◆ Entries supplied:
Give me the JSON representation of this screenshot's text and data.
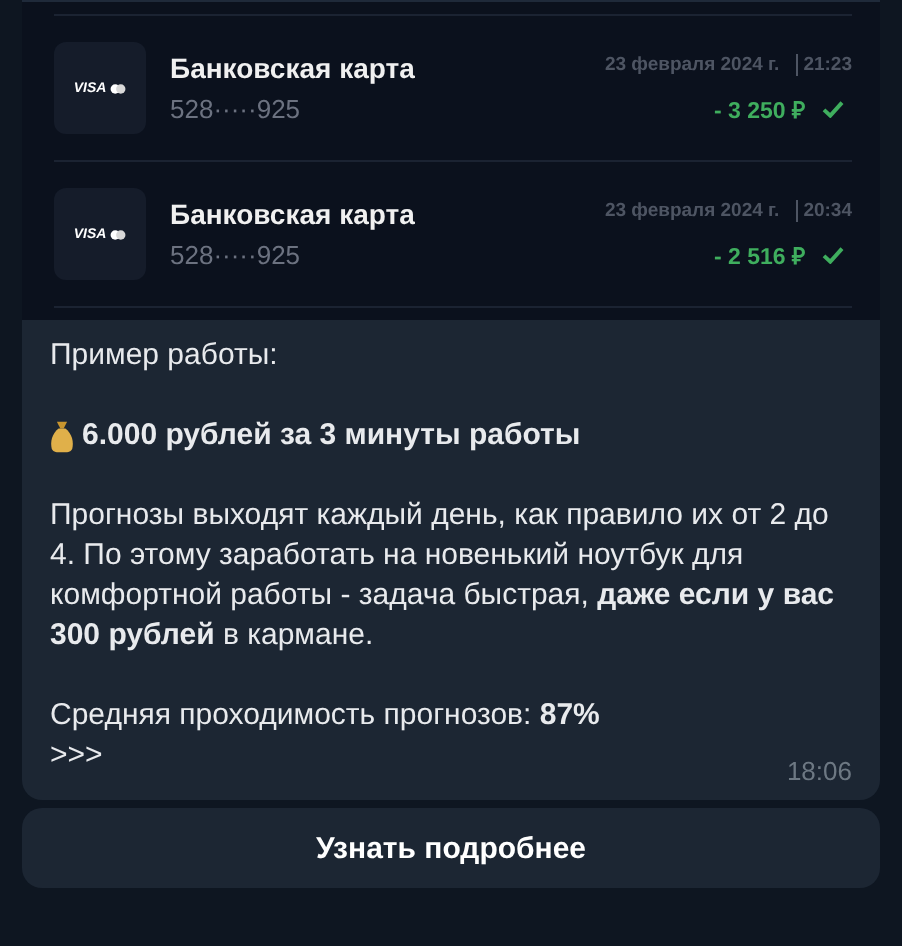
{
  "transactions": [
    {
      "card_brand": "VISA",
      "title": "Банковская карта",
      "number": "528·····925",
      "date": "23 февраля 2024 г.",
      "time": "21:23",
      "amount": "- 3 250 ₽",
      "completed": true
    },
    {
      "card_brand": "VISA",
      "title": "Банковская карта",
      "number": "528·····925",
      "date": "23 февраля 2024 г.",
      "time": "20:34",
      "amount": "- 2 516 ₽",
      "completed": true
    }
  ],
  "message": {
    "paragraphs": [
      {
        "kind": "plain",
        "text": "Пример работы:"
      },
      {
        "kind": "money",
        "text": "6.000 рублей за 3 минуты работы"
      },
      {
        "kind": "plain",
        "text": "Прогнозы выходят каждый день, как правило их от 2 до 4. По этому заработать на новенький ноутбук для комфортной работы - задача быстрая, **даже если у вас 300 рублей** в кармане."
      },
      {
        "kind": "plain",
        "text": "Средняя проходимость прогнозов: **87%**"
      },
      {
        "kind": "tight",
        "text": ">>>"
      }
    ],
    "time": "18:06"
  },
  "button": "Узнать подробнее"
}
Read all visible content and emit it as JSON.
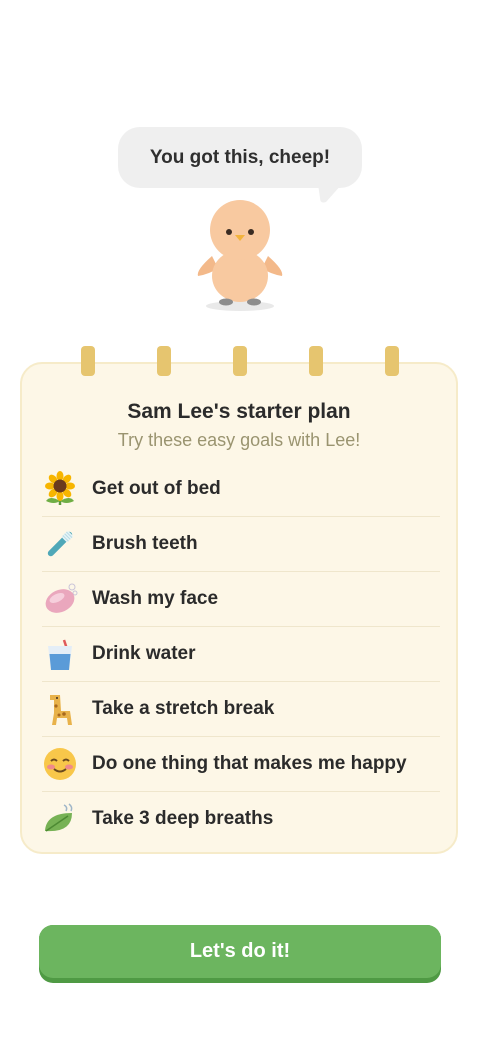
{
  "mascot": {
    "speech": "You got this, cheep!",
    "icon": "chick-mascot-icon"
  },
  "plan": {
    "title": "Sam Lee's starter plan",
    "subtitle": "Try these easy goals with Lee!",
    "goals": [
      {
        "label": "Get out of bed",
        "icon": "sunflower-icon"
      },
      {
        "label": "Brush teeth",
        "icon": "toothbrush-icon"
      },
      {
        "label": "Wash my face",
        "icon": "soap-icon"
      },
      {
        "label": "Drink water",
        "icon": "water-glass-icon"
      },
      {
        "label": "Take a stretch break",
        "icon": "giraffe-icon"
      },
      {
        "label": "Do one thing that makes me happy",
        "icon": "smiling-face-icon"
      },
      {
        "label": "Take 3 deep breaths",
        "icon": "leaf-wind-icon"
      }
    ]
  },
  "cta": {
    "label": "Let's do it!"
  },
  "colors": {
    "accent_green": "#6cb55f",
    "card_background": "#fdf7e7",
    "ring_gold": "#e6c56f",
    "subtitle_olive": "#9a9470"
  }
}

◆ Short exercise: Reproduce the whole listing above word for word, but not its pictures.

◆ Finished task:
Give me the JSON representation of this screenshot's text and data.
{
  "transactions": [
    {
      "card_brand": "VISA",
      "title": "Банковская карта",
      "number": "528·····925",
      "date": "23 февраля 2024 г.",
      "time": "21:23",
      "amount": "- 3 250 ₽",
      "completed": true
    },
    {
      "card_brand": "VISA",
      "title": "Банковская карта",
      "number": "528·····925",
      "date": "23 февраля 2024 г.",
      "time": "20:34",
      "amount": "- 2 516 ₽",
      "completed": true
    }
  ],
  "message": {
    "paragraphs": [
      {
        "kind": "plain",
        "text": "Пример работы:"
      },
      {
        "kind": "money",
        "text": "6.000 рублей за 3 минуты работы"
      },
      {
        "kind": "plain",
        "text": "Прогнозы выходят каждый день, как правило их от 2 до 4. По этому заработать на новенький ноутбук для комфортной работы - задача быстрая, **даже если у вас 300 рублей** в кармане."
      },
      {
        "kind": "plain",
        "text": "Средняя проходимость прогнозов: **87%**"
      },
      {
        "kind": "tight",
        "text": ">>>"
      }
    ],
    "time": "18:06"
  },
  "button": "Узнать подробнее"
}
Read all visible content and emit it as JSON.
{
  "mascot": {
    "speech": "You got this, cheep!",
    "icon": "chick-mascot-icon"
  },
  "plan": {
    "title": "Sam Lee's starter plan",
    "subtitle": "Try these easy goals with Lee!",
    "goals": [
      {
        "label": "Get out of bed",
        "icon": "sunflower-icon"
      },
      {
        "label": "Brush teeth",
        "icon": "toothbrush-icon"
      },
      {
        "label": "Wash my face",
        "icon": "soap-icon"
      },
      {
        "label": "Drink water",
        "icon": "water-glass-icon"
      },
      {
        "label": "Take a stretch break",
        "icon": "giraffe-icon"
      },
      {
        "label": "Do one thing that makes me happy",
        "icon": "smiling-face-icon"
      },
      {
        "label": "Take 3 deep breaths",
        "icon": "leaf-wind-icon"
      }
    ]
  },
  "cta": {
    "label": "Let's do it!"
  },
  "colors": {
    "accent_green": "#6cb55f",
    "card_background": "#fdf7e7",
    "ring_gold": "#e6c56f",
    "subtitle_olive": "#9a9470"
  }
}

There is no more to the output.